» Instructions to follow:
Keep the wording of each record exactly the same when you repeat it, and leave out pictures.

» Provided entries:

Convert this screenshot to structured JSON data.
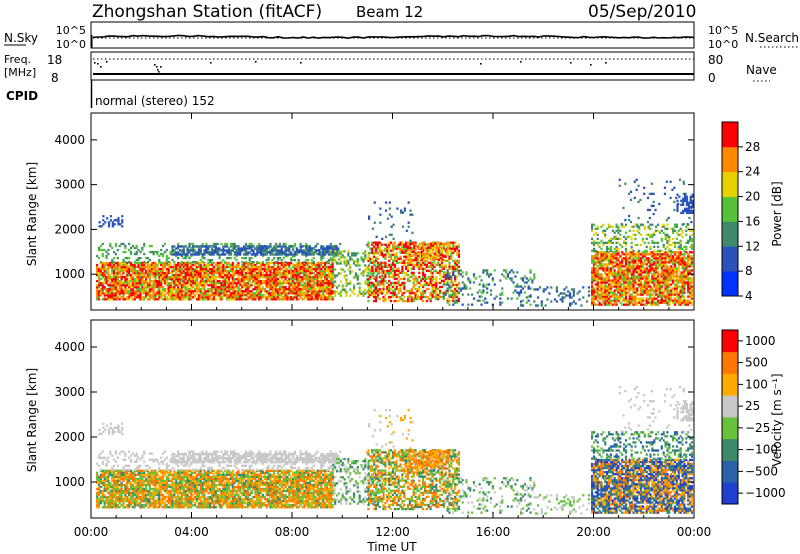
{
  "header": {
    "station": "Zhongshan Station (fitACF)",
    "beam": "Beam 12",
    "date": "05/Sep/2010"
  },
  "top_panels": {
    "nsky_label": "N.Sky",
    "nsky_ticks": [
      "10^5",
      "10^0"
    ],
    "nsearch_ticks": [
      "10^5",
      "10^0"
    ],
    "nsearch_label": "N.Search",
    "freq_label_line1": "Freq.",
    "freq_label_line2": "[MHz]",
    "freq_ticks": [
      "18",
      "8"
    ],
    "nave_ticks": [
      "80",
      "0"
    ],
    "nave_label": "Nave",
    "cpid_label": "CPID",
    "cpid_value": "normal (stereo) 152"
  },
  "chart_data": [
    {
      "type": "heatmap",
      "name": "power",
      "ylabel": "Slant Range [km]",
      "xlabel": "",
      "yticks": [
        "1000",
        "2000",
        "3000",
        "4000"
      ],
      "ylim": [
        200,
        4600
      ],
      "colorbar_label": "Power [dB]",
      "colorbar_ticks": [
        "28",
        "24",
        "20",
        "16",
        "12",
        "8",
        "4"
      ],
      "colors": [
        "#0033ff",
        "#2a52b8",
        "#3f8a6a",
        "#55c23a",
        "#e8d000",
        "#ff8800",
        "#ff0000"
      ]
    },
    {
      "type": "heatmap",
      "name": "velocity",
      "ylabel": "Slant Range [km]",
      "xlabel": "Time UT",
      "yticks": [
        "1000",
        "2000",
        "3000",
        "4000"
      ],
      "ylim": [
        200,
        4600
      ],
      "xticks": [
        "00:00",
        "04:00",
        "08:00",
        "12:00",
        "16:00",
        "20:00",
        "00:00"
      ],
      "colorbar_label": "Velocity [m s⁻¹]",
      "colorbar_ticks": [
        "1000",
        "500",
        "100",
        "25",
        "−25",
        "−100",
        "−500",
        "−1000"
      ],
      "colors": [
        "#1f3fd0",
        "#2a62a8",
        "#3d8a6a",
        "#66c23a",
        "#c8c8c8",
        "#ffaa00",
        "#ff7700",
        "#ff0000"
      ]
    }
  ]
}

» Response for this exercise:
Convert this screenshot to structured JSON data.
{
  "header": {
    "station": "Zhongshan Station (fitACF)",
    "beam": "Beam 12",
    "date": "05/Sep/2010"
  },
  "top_panels": {
    "nsky_label": "N.Sky",
    "nsky_ticks": [
      "10^5",
      "10^0"
    ],
    "nsearch_ticks": [
      "10^5",
      "10^0"
    ],
    "nsearch_label": "N.Search",
    "freq_label_line1": "Freq.",
    "freq_label_line2": "[MHz]",
    "freq_ticks": [
      "18",
      "8"
    ],
    "nave_ticks": [
      "80",
      "0"
    ],
    "nave_label": "Nave",
    "cpid_label": "CPID",
    "cpid_value": "normal (stereo) 152"
  },
  "chart_data": [
    {
      "type": "heatmap",
      "name": "power",
      "ylabel": "Slant Range [km]",
      "xlabel": "",
      "yticks": [
        "1000",
        "2000",
        "3000",
        "4000"
      ],
      "ylim": [
        200,
        4600
      ],
      "colorbar_label": "Power [dB]",
      "colorbar_ticks": [
        "28",
        "24",
        "20",
        "16",
        "12",
        "8",
        "4"
      ],
      "colors": [
        "#0033ff",
        "#2a52b8",
        "#3f8a6a",
        "#55c23a",
        "#e8d000",
        "#ff8800",
        "#ff0000"
      ]
    },
    {
      "type": "heatmap",
      "name": "velocity",
      "ylabel": "Slant Range [km]",
      "xlabel": "Time UT",
      "yticks": [
        "1000",
        "2000",
        "3000",
        "4000"
      ],
      "ylim": [
        200,
        4600
      ],
      "xticks": [
        "00:00",
        "04:00",
        "08:00",
        "12:00",
        "16:00",
        "20:00",
        "00:00"
      ],
      "colorbar_label": "Velocity [m s⁻¹]",
      "colorbar_ticks": [
        "1000",
        "500",
        "100",
        "25",
        "−25",
        "−100",
        "−500",
        "−1000"
      ],
      "colors": [
        "#1f3fd0",
        "#2a62a8",
        "#3d8a6a",
        "#66c23a",
        "#c8c8c8",
        "#ffaa00",
        "#ff7700",
        "#ff0000"
      ]
    }
  ]
}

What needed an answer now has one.